## Short problem
Which lines in the material below contain the word "What"? Copy each of them.

═══ Source records ═══

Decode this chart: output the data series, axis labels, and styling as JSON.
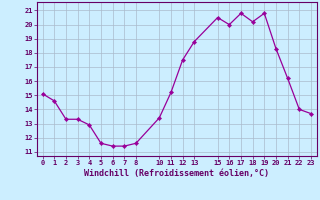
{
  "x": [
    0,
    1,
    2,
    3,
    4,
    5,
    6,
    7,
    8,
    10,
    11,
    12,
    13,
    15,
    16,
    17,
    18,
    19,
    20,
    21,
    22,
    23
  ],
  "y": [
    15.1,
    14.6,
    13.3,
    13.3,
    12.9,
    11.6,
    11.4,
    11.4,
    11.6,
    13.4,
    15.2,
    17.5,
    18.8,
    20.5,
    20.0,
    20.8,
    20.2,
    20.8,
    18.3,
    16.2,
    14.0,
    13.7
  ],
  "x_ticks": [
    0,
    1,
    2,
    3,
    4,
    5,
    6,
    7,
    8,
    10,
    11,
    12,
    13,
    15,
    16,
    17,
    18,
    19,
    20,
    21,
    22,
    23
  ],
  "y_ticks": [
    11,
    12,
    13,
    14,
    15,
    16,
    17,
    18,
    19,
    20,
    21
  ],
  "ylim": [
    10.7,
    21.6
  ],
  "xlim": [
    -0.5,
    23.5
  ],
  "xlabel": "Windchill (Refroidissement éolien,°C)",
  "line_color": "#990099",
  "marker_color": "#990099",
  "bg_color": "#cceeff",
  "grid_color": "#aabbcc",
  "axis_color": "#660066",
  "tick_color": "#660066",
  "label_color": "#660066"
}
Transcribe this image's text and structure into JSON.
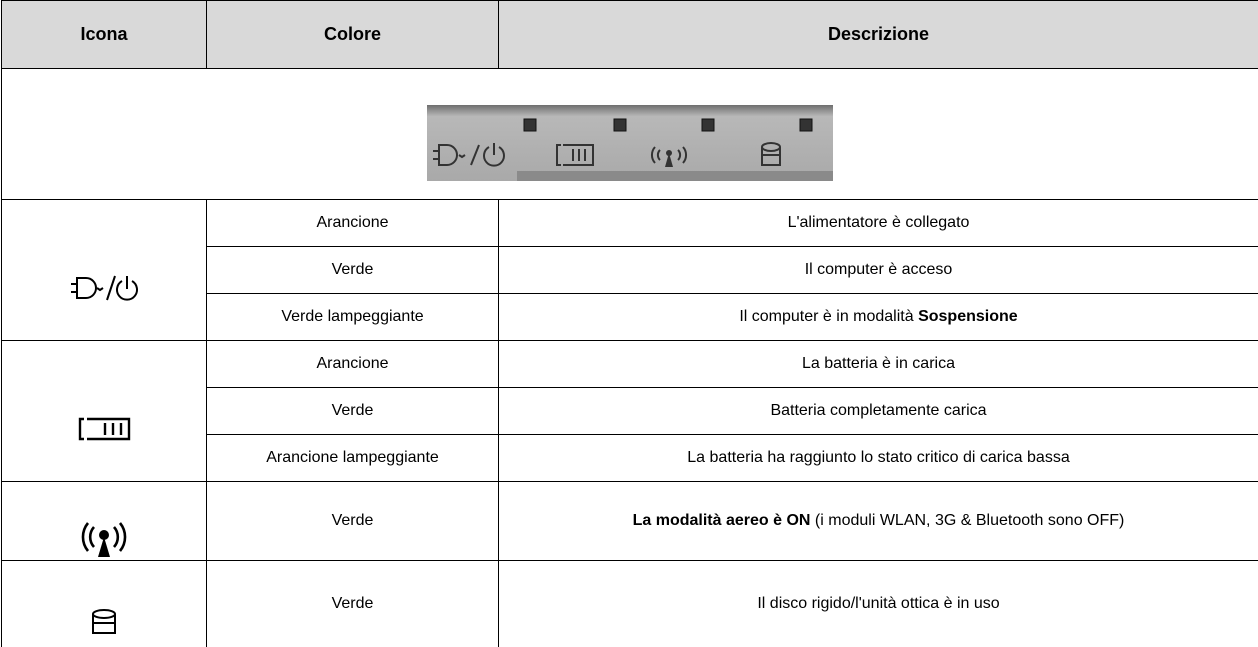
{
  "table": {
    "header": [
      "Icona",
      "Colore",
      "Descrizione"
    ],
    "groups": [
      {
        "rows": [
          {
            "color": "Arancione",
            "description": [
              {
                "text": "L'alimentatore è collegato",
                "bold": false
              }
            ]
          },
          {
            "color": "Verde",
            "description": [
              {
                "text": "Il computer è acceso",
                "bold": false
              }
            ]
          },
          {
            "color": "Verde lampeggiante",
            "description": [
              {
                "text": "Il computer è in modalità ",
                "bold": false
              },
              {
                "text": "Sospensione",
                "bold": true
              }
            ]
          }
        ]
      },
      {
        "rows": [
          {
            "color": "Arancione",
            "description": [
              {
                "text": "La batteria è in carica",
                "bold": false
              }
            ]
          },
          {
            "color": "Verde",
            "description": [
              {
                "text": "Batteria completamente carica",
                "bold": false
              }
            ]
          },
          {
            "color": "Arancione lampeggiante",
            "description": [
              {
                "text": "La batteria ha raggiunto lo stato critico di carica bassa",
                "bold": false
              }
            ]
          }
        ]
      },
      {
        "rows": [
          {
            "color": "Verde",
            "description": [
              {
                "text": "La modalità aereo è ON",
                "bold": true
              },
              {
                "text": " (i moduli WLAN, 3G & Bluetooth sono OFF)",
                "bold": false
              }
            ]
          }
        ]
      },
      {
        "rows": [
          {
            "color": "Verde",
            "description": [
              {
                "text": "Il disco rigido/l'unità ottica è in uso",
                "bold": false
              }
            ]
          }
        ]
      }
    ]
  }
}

═══
═══ Source records ═══

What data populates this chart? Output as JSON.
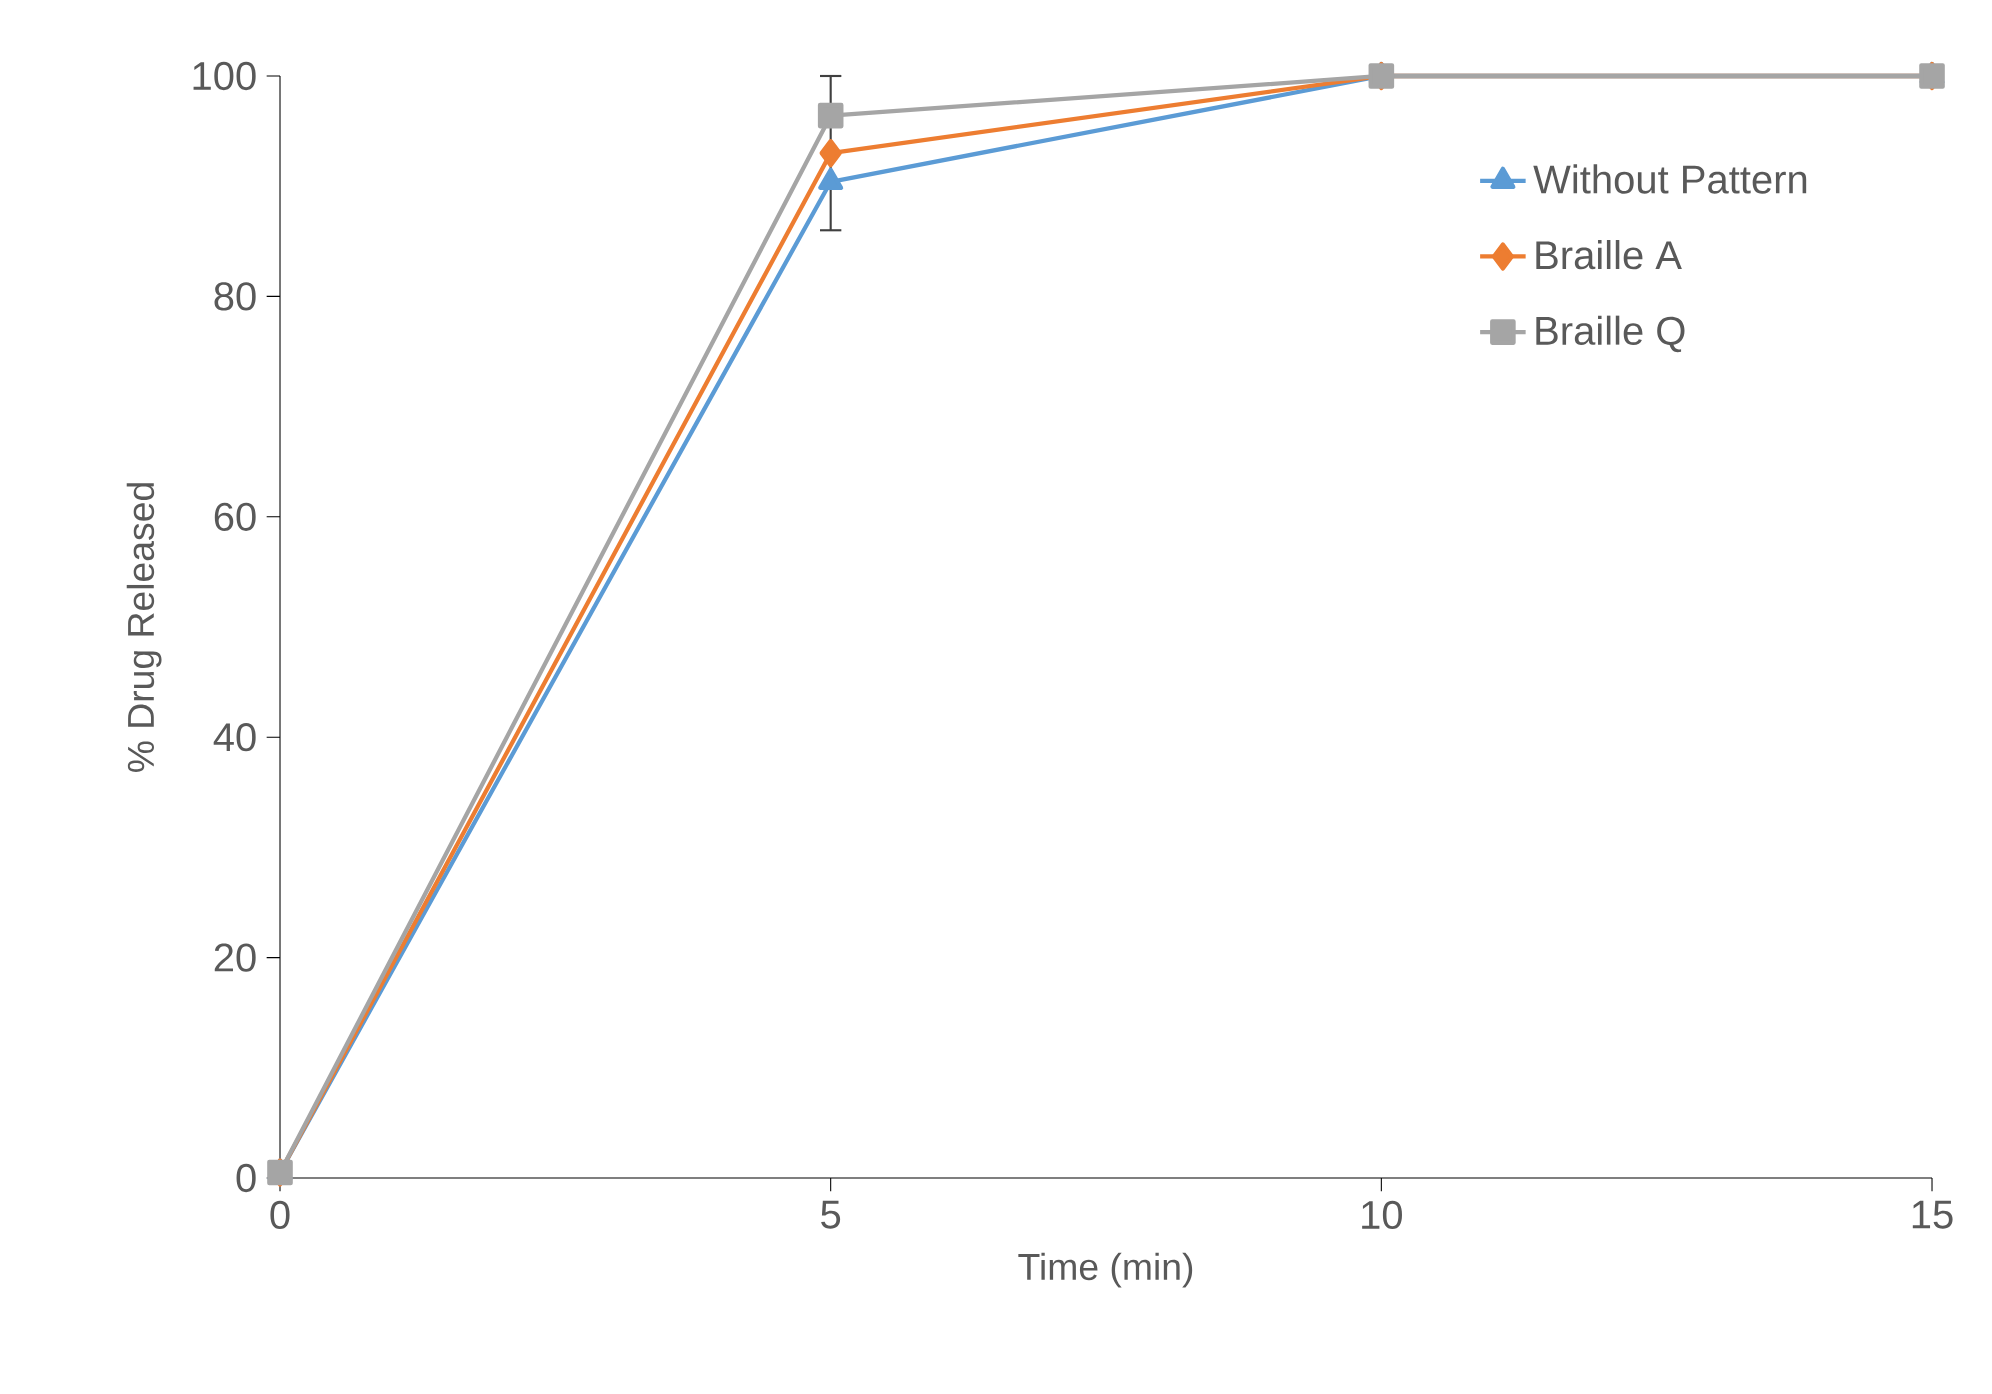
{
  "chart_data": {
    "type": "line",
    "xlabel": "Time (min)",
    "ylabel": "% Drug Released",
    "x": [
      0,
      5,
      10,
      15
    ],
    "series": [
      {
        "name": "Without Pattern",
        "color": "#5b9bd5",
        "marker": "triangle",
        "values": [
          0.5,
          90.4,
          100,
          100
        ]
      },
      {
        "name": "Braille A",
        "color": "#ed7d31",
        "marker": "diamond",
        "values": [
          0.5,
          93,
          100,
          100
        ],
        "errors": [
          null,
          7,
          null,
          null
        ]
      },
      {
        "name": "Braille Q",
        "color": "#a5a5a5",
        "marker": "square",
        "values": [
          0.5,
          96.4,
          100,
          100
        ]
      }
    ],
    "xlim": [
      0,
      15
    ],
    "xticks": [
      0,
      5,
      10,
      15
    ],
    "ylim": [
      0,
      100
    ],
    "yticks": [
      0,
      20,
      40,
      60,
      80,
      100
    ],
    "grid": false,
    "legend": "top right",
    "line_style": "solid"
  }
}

═══
═══ Source records ═══

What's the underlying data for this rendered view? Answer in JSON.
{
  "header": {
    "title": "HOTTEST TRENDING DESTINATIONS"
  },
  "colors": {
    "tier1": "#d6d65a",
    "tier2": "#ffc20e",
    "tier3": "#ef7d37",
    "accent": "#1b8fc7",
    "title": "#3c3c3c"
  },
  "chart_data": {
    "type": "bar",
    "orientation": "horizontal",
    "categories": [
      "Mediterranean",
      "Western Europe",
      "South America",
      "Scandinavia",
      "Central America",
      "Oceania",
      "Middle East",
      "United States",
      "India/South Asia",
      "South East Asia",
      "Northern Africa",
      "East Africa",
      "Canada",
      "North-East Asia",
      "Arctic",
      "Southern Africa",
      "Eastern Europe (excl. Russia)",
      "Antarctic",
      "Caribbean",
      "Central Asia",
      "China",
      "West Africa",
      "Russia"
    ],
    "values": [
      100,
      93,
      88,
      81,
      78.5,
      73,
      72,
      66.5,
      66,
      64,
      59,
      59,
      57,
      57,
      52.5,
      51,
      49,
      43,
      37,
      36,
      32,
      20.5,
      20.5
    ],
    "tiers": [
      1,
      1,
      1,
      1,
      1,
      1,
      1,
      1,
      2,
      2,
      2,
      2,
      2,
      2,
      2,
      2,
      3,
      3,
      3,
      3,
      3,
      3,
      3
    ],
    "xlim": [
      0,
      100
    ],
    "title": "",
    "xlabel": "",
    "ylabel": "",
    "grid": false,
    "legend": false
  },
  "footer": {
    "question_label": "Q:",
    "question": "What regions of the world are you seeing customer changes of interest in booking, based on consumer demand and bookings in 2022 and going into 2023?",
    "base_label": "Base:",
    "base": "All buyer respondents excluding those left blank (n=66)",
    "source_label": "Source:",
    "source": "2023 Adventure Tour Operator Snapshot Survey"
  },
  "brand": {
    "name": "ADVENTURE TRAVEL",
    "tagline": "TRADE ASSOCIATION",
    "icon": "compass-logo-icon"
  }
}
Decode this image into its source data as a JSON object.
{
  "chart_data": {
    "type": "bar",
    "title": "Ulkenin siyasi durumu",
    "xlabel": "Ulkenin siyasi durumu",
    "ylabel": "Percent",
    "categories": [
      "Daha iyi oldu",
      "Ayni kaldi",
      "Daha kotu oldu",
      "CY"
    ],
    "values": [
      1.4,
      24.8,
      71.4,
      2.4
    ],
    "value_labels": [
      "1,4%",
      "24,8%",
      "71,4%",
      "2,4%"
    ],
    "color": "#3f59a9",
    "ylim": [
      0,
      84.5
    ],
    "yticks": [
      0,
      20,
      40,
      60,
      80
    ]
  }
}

═══

## Exercise output
What data populates this chart? Output as JSON.
What's the underlying data for this rendered view? Answer in JSON.
    "question": "What regions of the world are you seeing customer changes of interest in booking, based on consumer demand and bookings in 2022 and going into 2023?",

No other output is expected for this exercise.